◆ **Instructions to follow**
Each line below should be quoted exactly, please.

Items from a dataset:

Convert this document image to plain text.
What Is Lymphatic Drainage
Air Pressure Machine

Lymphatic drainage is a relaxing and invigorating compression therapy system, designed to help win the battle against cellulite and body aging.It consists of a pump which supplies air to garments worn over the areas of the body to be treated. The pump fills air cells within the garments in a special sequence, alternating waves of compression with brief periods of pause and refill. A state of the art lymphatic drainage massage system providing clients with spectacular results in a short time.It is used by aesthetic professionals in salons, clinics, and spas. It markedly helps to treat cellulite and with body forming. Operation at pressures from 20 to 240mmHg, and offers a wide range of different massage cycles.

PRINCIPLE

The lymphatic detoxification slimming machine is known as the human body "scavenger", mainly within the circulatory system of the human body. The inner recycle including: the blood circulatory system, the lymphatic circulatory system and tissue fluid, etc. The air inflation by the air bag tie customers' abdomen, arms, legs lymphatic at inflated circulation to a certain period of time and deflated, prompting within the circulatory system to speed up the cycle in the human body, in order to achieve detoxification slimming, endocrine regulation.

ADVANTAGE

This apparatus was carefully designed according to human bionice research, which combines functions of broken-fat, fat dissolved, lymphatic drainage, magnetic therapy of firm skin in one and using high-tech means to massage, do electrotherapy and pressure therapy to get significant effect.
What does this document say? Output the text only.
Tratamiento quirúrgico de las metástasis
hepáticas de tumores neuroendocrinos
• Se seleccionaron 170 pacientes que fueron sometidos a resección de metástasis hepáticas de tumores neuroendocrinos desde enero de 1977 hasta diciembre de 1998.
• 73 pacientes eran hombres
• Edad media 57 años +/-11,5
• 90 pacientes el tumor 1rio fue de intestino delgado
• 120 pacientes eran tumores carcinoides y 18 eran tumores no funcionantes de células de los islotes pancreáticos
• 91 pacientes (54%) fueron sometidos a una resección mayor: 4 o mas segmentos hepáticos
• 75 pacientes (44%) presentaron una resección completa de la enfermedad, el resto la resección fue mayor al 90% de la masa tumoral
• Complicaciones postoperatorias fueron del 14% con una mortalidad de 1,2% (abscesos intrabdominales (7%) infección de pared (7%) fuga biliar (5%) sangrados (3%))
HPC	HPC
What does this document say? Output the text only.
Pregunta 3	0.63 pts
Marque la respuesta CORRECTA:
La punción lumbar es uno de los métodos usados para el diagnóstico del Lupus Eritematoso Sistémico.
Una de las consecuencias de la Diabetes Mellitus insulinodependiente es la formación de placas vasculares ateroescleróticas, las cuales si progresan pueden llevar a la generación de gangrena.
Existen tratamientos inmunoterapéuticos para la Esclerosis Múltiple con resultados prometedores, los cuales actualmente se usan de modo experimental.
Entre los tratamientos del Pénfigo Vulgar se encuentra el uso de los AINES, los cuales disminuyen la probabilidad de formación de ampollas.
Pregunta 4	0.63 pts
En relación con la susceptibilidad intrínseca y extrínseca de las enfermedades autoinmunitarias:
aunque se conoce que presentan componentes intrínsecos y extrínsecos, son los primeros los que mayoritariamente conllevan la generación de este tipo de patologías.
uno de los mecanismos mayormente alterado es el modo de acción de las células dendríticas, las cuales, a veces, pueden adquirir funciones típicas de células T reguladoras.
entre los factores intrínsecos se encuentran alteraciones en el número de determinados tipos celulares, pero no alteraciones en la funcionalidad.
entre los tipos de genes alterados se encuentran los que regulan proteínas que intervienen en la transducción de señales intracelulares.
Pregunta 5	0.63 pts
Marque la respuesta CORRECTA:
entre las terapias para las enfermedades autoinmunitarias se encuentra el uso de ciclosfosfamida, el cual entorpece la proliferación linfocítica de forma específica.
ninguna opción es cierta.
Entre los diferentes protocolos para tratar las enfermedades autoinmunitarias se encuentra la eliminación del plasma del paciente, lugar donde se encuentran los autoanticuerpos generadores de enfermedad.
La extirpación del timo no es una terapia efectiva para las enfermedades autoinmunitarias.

◆ **Answer to the problem**
Convert this document image to plain text.
What Is Lymphatic Drainage
Air Pressure Machine

Lymphatic drainage is a relaxing and invigorating compression therapy system, designed to help win the battle against cellulite and body aging.It consists of a pump which supplies air to garments worn over the areas of the body to be treated. The pump fills air cells within the garments in a special sequence, alternating waves of compression with brief periods of pause and refill. A state of the art lymphatic drainage massage system providing clients with spectacular results in a short time.It is used by aesthetic professionals in salons, clinics, and spas. It markedly helps to treat cellulite and with body forming. Operation at pressures from 20 to 240mmHg, and offers a wide range of different massage cycles.

PRINCIPLE

The lymphatic detoxification slimming machine is known as the human body "scavenger", mainly within the circulatory system of the human body. The inner recycle including: the blood circulatory system, the lymphatic circulatory system and tissue fluid, etc. The air inflation by the air bag tie customers' abdomen, arms, legs lymphatic at inflated circulation to a certain period of time and deflated, prompting within the circulatory system to speed up the cycle in the human body, in order to achieve detoxification slimming, endocrine regulation.

ADVANTAGE

This apparatus was carefully designed according to human bionice research, which combines functions of broken-fat, fat dissolved, lymphatic drainage, magnetic therapy of firm skin in one and using high-tech means to massage, do electrotherapy and pressure therapy to get significant effect.
What does this document say? Output the text only.
Tratamiento quirúrgico de las metástasis
hepáticas de tumores neuroendocrinos
• Se seleccionaron 170 pacientes que fueron sometidos a resección de metástasis hepáticas de tumores neuroendocrinos desde enero de 1977 hasta diciembre de 1998.
• 73 pacientes eran hombres
• Edad media 57 años +/-11,5
• 90 pacientes el tumor 1rio fue de intestino delgado
• 120 pacientes eran tumores carcinoides y 18 eran tumores no funcionantes de células de los islotes pancreáticos
• 91 pacientes (54%) fueron sometidos a una resección mayor: 4 o mas segmentos hepáticos
• 75 pacientes (44%) presentaron una resección completa de la enfermedad, el resto la resección fue mayor al 90% de la masa tumoral
• Complicaciones postoperatorias fueron del 14% con una mortalidad de 1,2% (abscesos intrabdominales (7%) infección de pared (7%) fuga biliar (5%) sangrados (3%))
HPC	HPC
What does this document say? Output the text only.
Pregunta 3	0.63 pts
Marque la respuesta CORRECTA:
La punción lumbar es uno de los métodos usados para el diagnóstico del Lupus Eritematoso Sistémico.
Una de las consecuencias de la Diabetes Mellitus insulinodependiente es la formación de placas vasculares ateroescleróticas, las cuales si progresan pueden llevar a la generación de gangrena.
Existen tratamientos inmunoterapéuticos para la Esclerosis Múltiple con resultados prometedores, los cuales actualmente se usan de modo experimental.
Entre los tratamientos del Pénfigo Vulgar se encuentra el uso de los AINES, los cuales disminuyen la probabilidad de formación de ampollas.
Pregunta 4	0.63 pts
En relación con la susceptibilidad intrínseca y extrínseca de las enfermedades autoinmunitarias:
aunque se conoce que presentan componentes intrínsecos y extrínsecos, son los primeros los que mayoritariamente conllevan la generación de este tipo de patologías.
uno de los mecanismos mayormente alterado es el modo de acción de las células dendríticas, las cuales, a veces, pueden adquirir funciones típicas de células T reguladoras.
entre los factores intrínsecos se encuentran alteraciones en el número de determinados tipos celulares, pero no alteraciones en la funcionalidad.
entre los tipos de genes alterados se encuentran los que regulan proteínas que intervienen en la transducción de señales intracelulares.
Pregunta 5	0.63 pts
Marque la respuesta CORRECTA:
entre las terapias para las enfermedades autoinmunitarias se encuentra el uso de ciclosfosfamida, el cual entorpece la proliferación linfocítica de forma específica.
ninguna opción es cierta.
Entre los diferentes protocolos para tratar las enfermedades autoinmunitarias se encuentra la eliminación del plasma del paciente, lugar donde se encuentran los autoanticuerpos generadores de enfermedad.
La extirpación del timo no es una terapia efectiva para las enfermedades autoinmunitarias.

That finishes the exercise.